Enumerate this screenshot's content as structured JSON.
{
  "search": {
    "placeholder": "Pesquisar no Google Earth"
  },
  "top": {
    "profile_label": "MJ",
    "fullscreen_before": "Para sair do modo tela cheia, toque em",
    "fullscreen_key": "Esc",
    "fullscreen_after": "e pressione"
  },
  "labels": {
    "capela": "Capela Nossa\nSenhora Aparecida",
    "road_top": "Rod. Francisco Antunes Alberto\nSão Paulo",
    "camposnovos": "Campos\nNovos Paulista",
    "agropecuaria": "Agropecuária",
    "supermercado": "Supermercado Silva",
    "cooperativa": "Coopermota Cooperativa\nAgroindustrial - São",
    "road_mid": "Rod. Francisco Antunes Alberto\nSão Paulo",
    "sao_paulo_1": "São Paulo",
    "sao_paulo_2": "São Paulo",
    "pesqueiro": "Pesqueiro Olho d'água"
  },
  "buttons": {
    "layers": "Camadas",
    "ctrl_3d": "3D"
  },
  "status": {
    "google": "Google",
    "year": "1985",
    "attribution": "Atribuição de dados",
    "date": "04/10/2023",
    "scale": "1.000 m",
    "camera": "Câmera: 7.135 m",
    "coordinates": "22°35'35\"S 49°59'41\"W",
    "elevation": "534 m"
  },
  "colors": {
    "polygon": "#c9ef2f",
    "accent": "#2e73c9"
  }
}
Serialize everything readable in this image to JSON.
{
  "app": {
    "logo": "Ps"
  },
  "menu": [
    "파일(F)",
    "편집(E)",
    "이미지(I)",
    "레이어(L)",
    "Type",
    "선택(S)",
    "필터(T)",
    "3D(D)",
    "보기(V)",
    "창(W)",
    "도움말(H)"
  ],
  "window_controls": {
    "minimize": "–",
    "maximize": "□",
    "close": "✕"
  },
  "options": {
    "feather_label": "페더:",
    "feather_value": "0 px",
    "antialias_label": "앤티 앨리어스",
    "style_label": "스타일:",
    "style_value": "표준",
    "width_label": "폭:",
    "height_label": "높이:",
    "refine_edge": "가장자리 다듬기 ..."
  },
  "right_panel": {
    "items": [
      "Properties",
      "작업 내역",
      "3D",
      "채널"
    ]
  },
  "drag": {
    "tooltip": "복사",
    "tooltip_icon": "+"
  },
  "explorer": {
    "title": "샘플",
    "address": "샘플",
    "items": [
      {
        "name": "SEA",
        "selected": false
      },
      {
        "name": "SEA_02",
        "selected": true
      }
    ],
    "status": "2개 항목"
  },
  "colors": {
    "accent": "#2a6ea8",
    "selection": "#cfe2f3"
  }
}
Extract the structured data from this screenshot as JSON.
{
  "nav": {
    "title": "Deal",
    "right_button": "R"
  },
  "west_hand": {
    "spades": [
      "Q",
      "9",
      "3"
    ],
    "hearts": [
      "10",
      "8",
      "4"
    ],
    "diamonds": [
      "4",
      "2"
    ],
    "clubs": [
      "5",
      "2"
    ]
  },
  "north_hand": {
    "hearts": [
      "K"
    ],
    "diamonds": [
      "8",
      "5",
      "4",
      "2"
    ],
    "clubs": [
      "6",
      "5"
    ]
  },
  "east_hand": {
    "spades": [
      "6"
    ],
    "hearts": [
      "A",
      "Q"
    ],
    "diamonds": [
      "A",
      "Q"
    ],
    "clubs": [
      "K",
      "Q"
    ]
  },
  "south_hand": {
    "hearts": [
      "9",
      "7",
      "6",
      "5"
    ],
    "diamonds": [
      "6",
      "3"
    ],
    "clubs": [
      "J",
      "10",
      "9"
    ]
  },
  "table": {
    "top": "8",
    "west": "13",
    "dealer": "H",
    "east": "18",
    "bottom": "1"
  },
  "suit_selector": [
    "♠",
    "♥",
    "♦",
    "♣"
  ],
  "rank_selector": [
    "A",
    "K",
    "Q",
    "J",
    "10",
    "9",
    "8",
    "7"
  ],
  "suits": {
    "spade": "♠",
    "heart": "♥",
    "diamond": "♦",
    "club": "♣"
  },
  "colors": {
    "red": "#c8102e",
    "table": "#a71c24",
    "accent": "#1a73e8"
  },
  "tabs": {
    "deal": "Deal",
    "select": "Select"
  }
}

Problem
Search the data for the word "JSON" and copy each line where it appears.

Response
Enumerate this screenshot's content as structured JSON.
Serialize everything readable in this image to JSON.
Extract the structured data from this screenshot as JSON.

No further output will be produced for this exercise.